Copy each line below that includes "this".

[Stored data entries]
'''

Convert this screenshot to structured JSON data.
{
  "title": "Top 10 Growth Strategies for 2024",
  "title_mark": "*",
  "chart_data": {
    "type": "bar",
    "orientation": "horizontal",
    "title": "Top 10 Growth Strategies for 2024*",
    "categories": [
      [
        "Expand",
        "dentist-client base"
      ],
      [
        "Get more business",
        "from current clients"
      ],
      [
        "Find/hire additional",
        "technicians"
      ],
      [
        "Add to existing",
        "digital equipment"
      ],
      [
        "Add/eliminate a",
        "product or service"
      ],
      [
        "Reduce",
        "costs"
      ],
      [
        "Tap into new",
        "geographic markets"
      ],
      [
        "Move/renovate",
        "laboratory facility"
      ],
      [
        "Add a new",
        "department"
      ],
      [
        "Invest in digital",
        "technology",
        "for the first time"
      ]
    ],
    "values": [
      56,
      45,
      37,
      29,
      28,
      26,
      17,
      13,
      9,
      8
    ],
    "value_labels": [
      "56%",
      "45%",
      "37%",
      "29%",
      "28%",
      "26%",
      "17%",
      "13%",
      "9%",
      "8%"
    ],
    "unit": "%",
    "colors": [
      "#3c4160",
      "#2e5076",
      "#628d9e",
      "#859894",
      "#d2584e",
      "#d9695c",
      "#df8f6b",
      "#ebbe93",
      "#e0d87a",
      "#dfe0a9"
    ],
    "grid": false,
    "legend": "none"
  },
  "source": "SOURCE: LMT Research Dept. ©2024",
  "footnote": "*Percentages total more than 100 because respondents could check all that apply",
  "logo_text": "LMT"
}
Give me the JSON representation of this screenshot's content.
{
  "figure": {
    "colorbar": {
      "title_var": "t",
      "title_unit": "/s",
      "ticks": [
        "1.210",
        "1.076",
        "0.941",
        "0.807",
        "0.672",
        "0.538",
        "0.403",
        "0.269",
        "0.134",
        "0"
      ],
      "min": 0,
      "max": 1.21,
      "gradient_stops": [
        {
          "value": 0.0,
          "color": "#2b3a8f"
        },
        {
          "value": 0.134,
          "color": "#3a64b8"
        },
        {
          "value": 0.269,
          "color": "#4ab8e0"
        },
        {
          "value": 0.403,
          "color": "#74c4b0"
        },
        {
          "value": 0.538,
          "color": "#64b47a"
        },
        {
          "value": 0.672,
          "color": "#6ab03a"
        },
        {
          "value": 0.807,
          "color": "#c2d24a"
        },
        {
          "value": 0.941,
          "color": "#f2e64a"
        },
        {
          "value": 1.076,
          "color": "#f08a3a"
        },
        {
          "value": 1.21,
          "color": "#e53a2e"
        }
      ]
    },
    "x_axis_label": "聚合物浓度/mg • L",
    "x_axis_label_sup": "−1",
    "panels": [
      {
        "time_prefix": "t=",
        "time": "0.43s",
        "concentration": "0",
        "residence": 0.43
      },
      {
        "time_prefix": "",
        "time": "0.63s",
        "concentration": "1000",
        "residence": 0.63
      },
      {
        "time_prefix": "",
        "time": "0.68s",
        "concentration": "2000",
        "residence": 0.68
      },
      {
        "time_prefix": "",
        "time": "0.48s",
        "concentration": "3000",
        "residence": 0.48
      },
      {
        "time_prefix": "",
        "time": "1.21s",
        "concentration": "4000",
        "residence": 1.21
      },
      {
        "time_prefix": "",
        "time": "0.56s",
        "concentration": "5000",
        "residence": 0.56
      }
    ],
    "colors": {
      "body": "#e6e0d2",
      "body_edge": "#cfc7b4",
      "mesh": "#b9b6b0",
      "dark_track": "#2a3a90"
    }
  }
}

'''

-- REPLY --
Convert this screenshot to structured JSON data.
Give me the JSON representation of this screenshot's content.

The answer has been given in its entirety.